§ SHORT PROBLEM: Here are records with pictures in them. Copy all of them exactly and leave the pictures out.

§ DATA FOR THIS TASK:
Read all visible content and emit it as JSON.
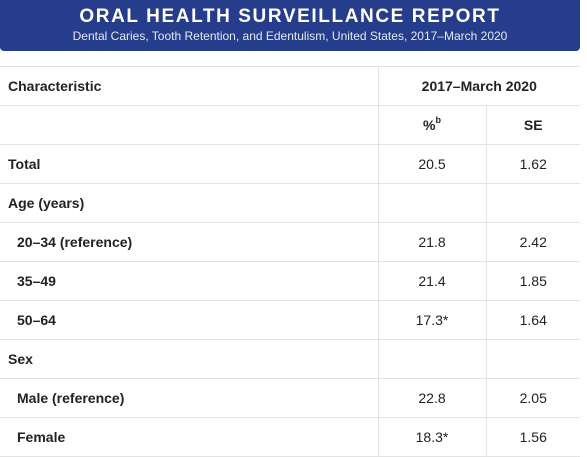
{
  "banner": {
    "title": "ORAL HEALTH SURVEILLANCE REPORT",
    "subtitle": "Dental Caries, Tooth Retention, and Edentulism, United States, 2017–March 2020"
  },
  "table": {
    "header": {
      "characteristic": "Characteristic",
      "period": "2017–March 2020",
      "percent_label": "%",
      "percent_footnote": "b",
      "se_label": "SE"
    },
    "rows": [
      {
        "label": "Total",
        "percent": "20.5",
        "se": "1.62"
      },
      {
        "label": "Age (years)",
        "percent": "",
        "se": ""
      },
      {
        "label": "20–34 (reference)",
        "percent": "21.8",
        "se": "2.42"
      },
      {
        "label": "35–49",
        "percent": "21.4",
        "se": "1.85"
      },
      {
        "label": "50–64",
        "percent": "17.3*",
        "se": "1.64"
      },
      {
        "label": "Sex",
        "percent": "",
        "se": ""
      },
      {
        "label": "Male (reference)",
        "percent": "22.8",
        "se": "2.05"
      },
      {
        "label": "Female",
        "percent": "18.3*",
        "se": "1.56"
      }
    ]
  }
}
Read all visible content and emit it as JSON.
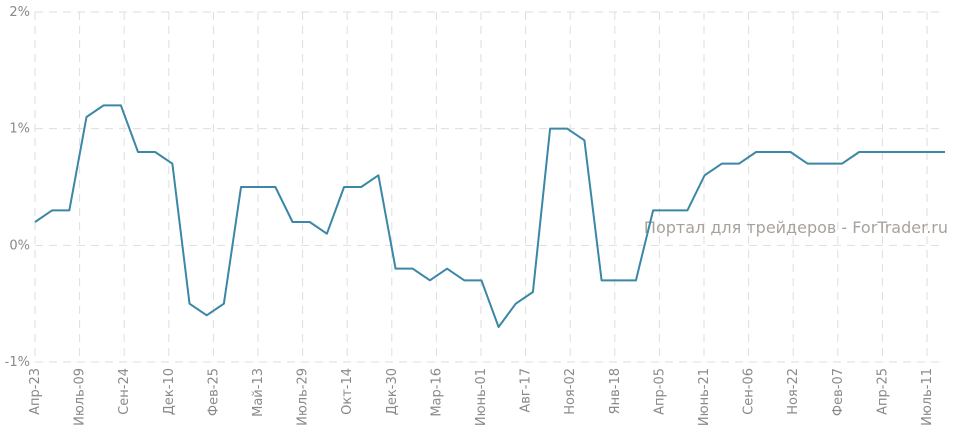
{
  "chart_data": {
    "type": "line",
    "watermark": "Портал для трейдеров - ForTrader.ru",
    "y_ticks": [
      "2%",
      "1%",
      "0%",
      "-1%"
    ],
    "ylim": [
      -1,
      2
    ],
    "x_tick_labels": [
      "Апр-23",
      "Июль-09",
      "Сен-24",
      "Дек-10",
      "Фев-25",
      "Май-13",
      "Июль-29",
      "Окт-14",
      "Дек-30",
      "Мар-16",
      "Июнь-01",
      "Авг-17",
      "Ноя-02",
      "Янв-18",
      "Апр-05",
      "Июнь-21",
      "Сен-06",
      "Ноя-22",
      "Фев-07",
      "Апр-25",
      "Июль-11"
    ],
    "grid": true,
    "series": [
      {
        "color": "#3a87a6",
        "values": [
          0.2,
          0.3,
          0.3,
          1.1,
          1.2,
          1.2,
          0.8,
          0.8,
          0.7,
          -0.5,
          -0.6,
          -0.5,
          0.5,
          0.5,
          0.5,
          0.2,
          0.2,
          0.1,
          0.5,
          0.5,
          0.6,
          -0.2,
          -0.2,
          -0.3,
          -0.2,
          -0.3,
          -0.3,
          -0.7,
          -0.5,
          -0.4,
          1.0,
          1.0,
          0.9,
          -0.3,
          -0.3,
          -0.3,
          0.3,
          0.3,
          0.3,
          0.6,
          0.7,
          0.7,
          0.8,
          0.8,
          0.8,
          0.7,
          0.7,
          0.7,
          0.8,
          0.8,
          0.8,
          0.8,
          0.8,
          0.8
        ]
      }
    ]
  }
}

§ CORRECT ANSWER:
Read all visible content and emit it as JSON.
{
  "banner": {
    "title": "ORAL HEALTH SURVEILLANCE REPORT",
    "subtitle": "Dental Caries, Tooth Retention, and Edentulism, United States, 2017–March 2020"
  },
  "table": {
    "header": {
      "characteristic": "Characteristic",
      "period": "2017–March 2020",
      "percent_label": "%",
      "percent_footnote": "b",
      "se_label": "SE"
    },
    "rows": [
      {
        "label": "Total",
        "percent": "20.5",
        "se": "1.62"
      },
      {
        "label": "Age (years)",
        "percent": "",
        "se": ""
      },
      {
        "label": "20–34 (reference)",
        "percent": "21.8",
        "se": "2.42"
      },
      {
        "label": "35–49",
        "percent": "21.4",
        "se": "1.85"
      },
      {
        "label": "50–64",
        "percent": "17.3*",
        "se": "1.64"
      },
      {
        "label": "Sex",
        "percent": "",
        "se": ""
      },
      {
        "label": "Male (reference)",
        "percent": "22.8",
        "se": "2.05"
      },
      {
        "label": "Female",
        "percent": "18.3*",
        "se": "1.56"
      }
    ]
  }
}
Read all visible content and emit it as JSON.
{
  "chart_data": {
    "type": "line",
    "watermark": "Портал для трейдеров - ForTrader.ru",
    "y_ticks": [
      "2%",
      "1%",
      "0%",
      "-1%"
    ],
    "ylim": [
      -1,
      2
    ],
    "x_tick_labels": [
      "Апр-23",
      "Июль-09",
      "Сен-24",
      "Дек-10",
      "Фев-25",
      "Май-13",
      "Июль-29",
      "Окт-14",
      "Дек-30",
      "Мар-16",
      "Июнь-01",
      "Авг-17",
      "Ноя-02",
      "Янв-18",
      "Апр-05",
      "Июнь-21",
      "Сен-06",
      "Ноя-22",
      "Фев-07",
      "Апр-25",
      "Июль-11"
    ],
    "grid": true,
    "series": [
      {
        "color": "#3a87a6",
        "values": [
          0.2,
          0.3,
          0.3,
          1.1,
          1.2,
          1.2,
          0.8,
          0.8,
          0.7,
          -0.5,
          -0.6,
          -0.5,
          0.5,
          0.5,
          0.5,
          0.2,
          0.2,
          0.1,
          0.5,
          0.5,
          0.6,
          -0.2,
          -0.2,
          -0.3,
          -0.2,
          -0.3,
          -0.3,
          -0.7,
          -0.5,
          -0.4,
          1.0,
          1.0,
          0.9,
          -0.3,
          -0.3,
          -0.3,
          0.3,
          0.3,
          0.3,
          0.6,
          0.7,
          0.7,
          0.8,
          0.8,
          0.8,
          0.7,
          0.7,
          0.7,
          0.8,
          0.8,
          0.8,
          0.8,
          0.8,
          0.8
        ]
      }
    ]
  }
}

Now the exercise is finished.